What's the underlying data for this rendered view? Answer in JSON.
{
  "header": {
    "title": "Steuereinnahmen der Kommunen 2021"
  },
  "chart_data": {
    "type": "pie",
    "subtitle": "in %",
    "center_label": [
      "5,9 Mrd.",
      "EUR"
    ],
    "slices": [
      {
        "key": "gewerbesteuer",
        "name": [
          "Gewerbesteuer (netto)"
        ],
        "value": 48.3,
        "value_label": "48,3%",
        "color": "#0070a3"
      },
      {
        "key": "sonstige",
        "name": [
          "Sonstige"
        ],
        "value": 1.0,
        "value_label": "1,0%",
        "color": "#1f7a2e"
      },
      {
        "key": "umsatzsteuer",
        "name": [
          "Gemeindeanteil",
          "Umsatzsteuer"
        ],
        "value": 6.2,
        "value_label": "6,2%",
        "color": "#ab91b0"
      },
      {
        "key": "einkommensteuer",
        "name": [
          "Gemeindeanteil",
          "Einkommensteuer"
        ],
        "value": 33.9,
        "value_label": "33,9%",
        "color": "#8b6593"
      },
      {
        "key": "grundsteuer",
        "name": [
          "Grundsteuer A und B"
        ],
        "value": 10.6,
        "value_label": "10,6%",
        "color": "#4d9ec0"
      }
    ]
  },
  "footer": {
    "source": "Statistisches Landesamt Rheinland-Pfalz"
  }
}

• What you are asked to do: Each record should come back exactly as written.

• Response to the exercise:
What's the underlying data for this rendered view? Answer in JSON.
{
  "header": {
    "title": "Steuereinnahmen der Kommunen 2021"
  },
  "chart_data": {
    "type": "pie",
    "subtitle": "in %",
    "center_label": [
      "5,9 Mrd.",
      "EUR"
    ],
    "slices": [
      {
        "key": "gewerbesteuer",
        "name": [
          "Gewerbesteuer (netto)"
        ],
        "value": 48.3,
        "value_label": "48,3%",
        "color": "#0070a3"
      },
      {
        "key": "sonstige",
        "name": [
          "Sonstige"
        ],
        "value": 1.0,
        "value_label": "1,0%",
        "color": "#1f7a2e"
      },
      {
        "key": "umsatzsteuer",
        "name": [
          "Gemeindeanteil",
          "Umsatzsteuer"
        ],
        "value": 6.2,
        "value_label": "6,2%",
        "color": "#ab91b0"
      },
      {
        "key": "einkommensteuer",
        "name": [
          "Gemeindeanteil",
          "Einkommensteuer"
        ],
        "value": 33.9,
        "value_label": "33,9%",
        "color": "#8b6593"
      },
      {
        "key": "grundsteuer",
        "name": [
          "Grundsteuer A und B"
        ],
        "value": 10.6,
        "value_label": "10,6%",
        "color": "#4d9ec0"
      }
    ]
  },
  "footer": {
    "source": "Statistisches Landesamt Rheinland-Pfalz"
  }
}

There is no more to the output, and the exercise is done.